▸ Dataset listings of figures
-*-*-

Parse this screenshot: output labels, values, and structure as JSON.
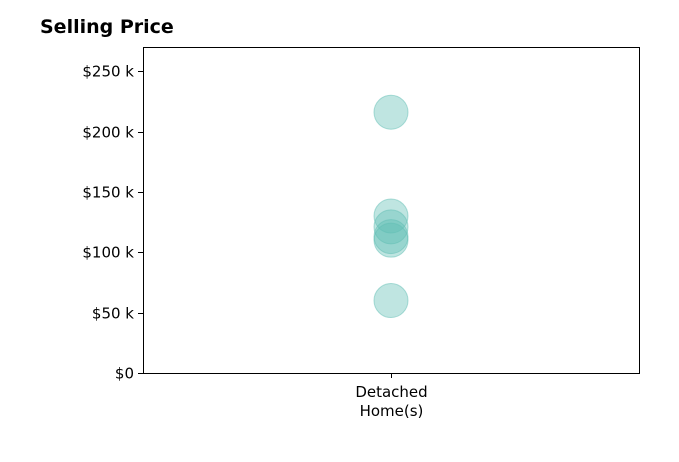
{
  "chart_data": {
    "type": "scatter",
    "title": "Selling Price",
    "xlabel": "",
    "ylabel": "",
    "categories": [
      "Detached\nHome(s)"
    ],
    "y_ticks": [
      0,
      50000,
      100000,
      150000,
      200000,
      250000
    ],
    "y_tick_labels": [
      "$0",
      "$50 k",
      "$100 k",
      "$150 k",
      "$200 k",
      "$250 k"
    ],
    "ylim": [
      0,
      270000
    ],
    "grid": false,
    "marker_color": "#5fbdb3",
    "series": [
      {
        "category": "Detached\nHome(s)",
        "values": [
          216000,
          130000,
          121000,
          113000,
          110000,
          60000
        ]
      }
    ]
  }
}
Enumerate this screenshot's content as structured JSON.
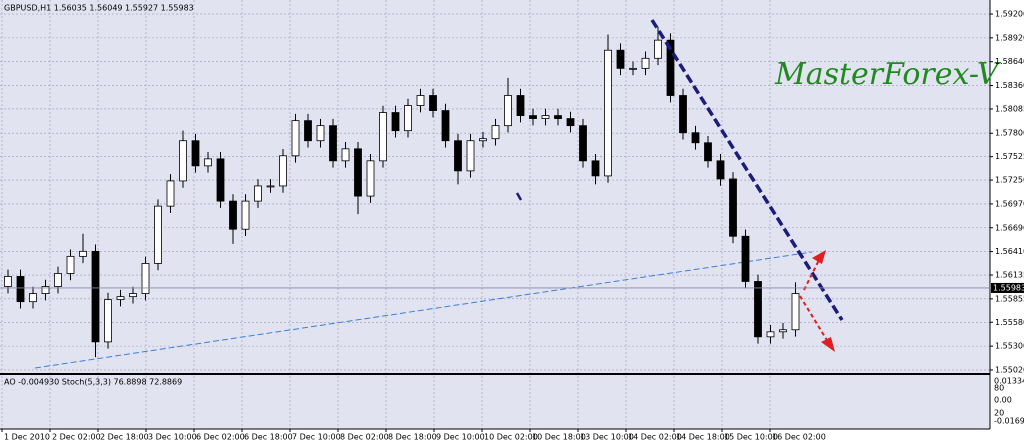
{
  "header": "GBPUSD,H1  1.56035 1.56049 1.55927 1.55983",
  "watermark": "MasterForex-V",
  "chart_data": {
    "type": "candlestick",
    "ylim": [
      1.54996,
      1.59306
    ],
    "yticks": [
      {
        "value": 1.592,
        "label": "1.59200"
      },
      {
        "value": 1.5892,
        "label": "1.58920"
      },
      {
        "value": 1.5864,
        "label": "1.58640"
      },
      {
        "value": 1.5836,
        "label": "1.58360"
      },
      1.58085,
      {
        "value": 1.578,
        "label": "1.57800"
      },
      1.57525,
      {
        "value": 1.5725,
        "label": "1.57250"
      },
      {
        "value": 1.5697,
        "label": "1.56970"
      },
      {
        "value": 1.5669,
        "label": "1.56690"
      },
      {
        "value": 1.5641,
        "label": "1.56410"
      },
      1.56135,
      1.55855,
      {
        "value": 1.5558,
        "label": "1.55580"
      },
      {
        "value": 1.553,
        "label": "1.55300"
      },
      {
        "value": 1.5502,
        "label": "1.55020"
      }
    ],
    "x_labels": [
      "1 Dec 2010",
      "2 Dec 02:00",
      "2 Dec 18:00",
      "3 Dec 10:00",
      "6 Dec 02:00",
      "6 Dec 18:00",
      "7 Dec 10:00",
      "8 Dec 02:00",
      "8 Dec 18:00",
      "9 Dec 10:00",
      "10 Dec 02:00",
      "10 Dec 18:00",
      "13 Dec 10:00",
      "14 Dec 02:00",
      "14 Dec 18:00",
      "15 Dec 10:00",
      "16 Dec 02:00"
    ],
    "current_price": 1.55983,
    "open": [
      1.56,
      1.56118,
      1.55822,
      1.55917,
      1.56,
      1.56153,
      1.56354,
      1.56413,
      1.5535,
      1.55846,
      1.55881,
      1.55917,
      1.56271,
      1.56944,
      1.5724,
      1.57712,
      1.57417,
      1.57499,
      1.57003,
      1.56673,
      1.57003,
      1.57181,
      1.57181,
      1.57535,
      1.57948,
      1.57712,
      1.57889,
      1.57476,
      1.57617,
      1.57062,
      1.57476,
      1.58043,
      1.5783,
      1.58125,
      1.58243,
      1.58066,
      1.57712,
      1.57358,
      1.57712,
      1.57736,
      1.57889,
      1.58243,
      1.58007,
      1.57972,
      1.58007,
      1.57972,
      1.57889,
      1.57476,
      1.57299,
      1.58775,
      1.58562,
      1.58562,
      1.5868,
      1.58893,
      1.58243,
      1.57806,
      1.57688,
      1.57476,
      1.57263,
      1.5659,
      1.56059,
      1.55409,
      1.55468,
      1.55492
    ],
    "high": [
      1.56198,
      1.56198,
      1.55997,
      1.5608,
      1.56233,
      1.56434,
      1.5662,
      1.56493,
      1.55926,
      1.55961,
      1.55997,
      1.56351,
      1.57024,
      1.5732,
      1.5783,
      1.57792,
      1.57579,
      1.57579,
      1.57083,
      1.57083,
      1.57261,
      1.57261,
      1.57615,
      1.58028,
      1.58028,
      1.57969,
      1.57969,
      1.57697,
      1.57697,
      1.57556,
      1.58123,
      1.58123,
      1.58205,
      1.58323,
      1.58323,
      1.58146,
      1.57792,
      1.57792,
      1.57816,
      1.57969,
      1.5845,
      1.58323,
      1.58087,
      1.58087,
      1.58087,
      1.58052,
      1.57969,
      1.57556,
      1.5896,
      1.58855,
      1.58642,
      1.5876,
      1.5905,
      1.58973,
      1.58323,
      1.57886,
      1.57768,
      1.57556,
      1.57343,
      1.5667,
      1.56139,
      1.55548,
      1.55572,
      1.5605
    ],
    "low": [
      1.5592,
      1.55742,
      1.55742,
      1.55837,
      1.5592,
      1.56073,
      1.56274,
      1.5517,
      1.5527,
      1.55766,
      1.55801,
      1.55837,
      1.56191,
      1.56864,
      1.5716,
      1.57337,
      1.57337,
      1.56923,
      1.565,
      1.56593,
      1.56923,
      1.57101,
      1.57101,
      1.57455,
      1.57632,
      1.57632,
      1.57396,
      1.57396,
      1.5685,
      1.56982,
      1.57396,
      1.5775,
      1.5775,
      1.58045,
      1.57986,
      1.57632,
      1.572,
      1.57278,
      1.57632,
      1.57656,
      1.57809,
      1.57927,
      1.57892,
      1.57892,
      1.57892,
      1.57809,
      1.57396,
      1.572,
      1.57219,
      1.58482,
      1.58482,
      1.58482,
      1.586,
      1.58163,
      1.57726,
      1.57608,
      1.57396,
      1.57183,
      1.5651,
      1.55979,
      1.55329,
      1.55329,
      1.55388,
      1.55412
    ],
    "close": [
      1.56118,
      1.55822,
      1.55917,
      1.56,
      1.56153,
      1.56354,
      1.56413,
      1.5535,
      1.55846,
      1.55881,
      1.55917,
      1.56271,
      1.56944,
      1.5724,
      1.57712,
      1.57417,
      1.57499,
      1.57003,
      1.56673,
      1.57003,
      1.57181,
      1.57181,
      1.57535,
      1.57948,
      1.57712,
      1.57889,
      1.57476,
      1.57617,
      1.57062,
      1.57476,
      1.58043,
      1.5783,
      1.58125,
      1.58243,
      1.58066,
      1.57712,
      1.57358,
      1.57712,
      1.57736,
      1.57889,
      1.58243,
      1.58007,
      1.57972,
      1.58007,
      1.57972,
      1.57889,
      1.57476,
      1.57299,
      1.58775,
      1.58562,
      1.58562,
      1.5868,
      1.58893,
      1.58243,
      1.57806,
      1.57688,
      1.57476,
      1.57263,
      1.5659,
      1.56059,
      1.55409,
      1.55468,
      1.55492,
      1.55917
    ]
  },
  "indicator": {
    "title": "AO -0.004930 Stoch(5,3,3) 76.8898 72.8869",
    "axis_labels": [
      "0.013346",
      "80",
      "0.00",
      "20",
      "-0.01694"
    ]
  }
}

-*-*-

▸ Request
Identify each line holding the string "JSON", and copy it out.

▸ Response
Parse this screenshot: output labels, values, and structure as JSON.
Enumerate this screenshot's content as structured JSON.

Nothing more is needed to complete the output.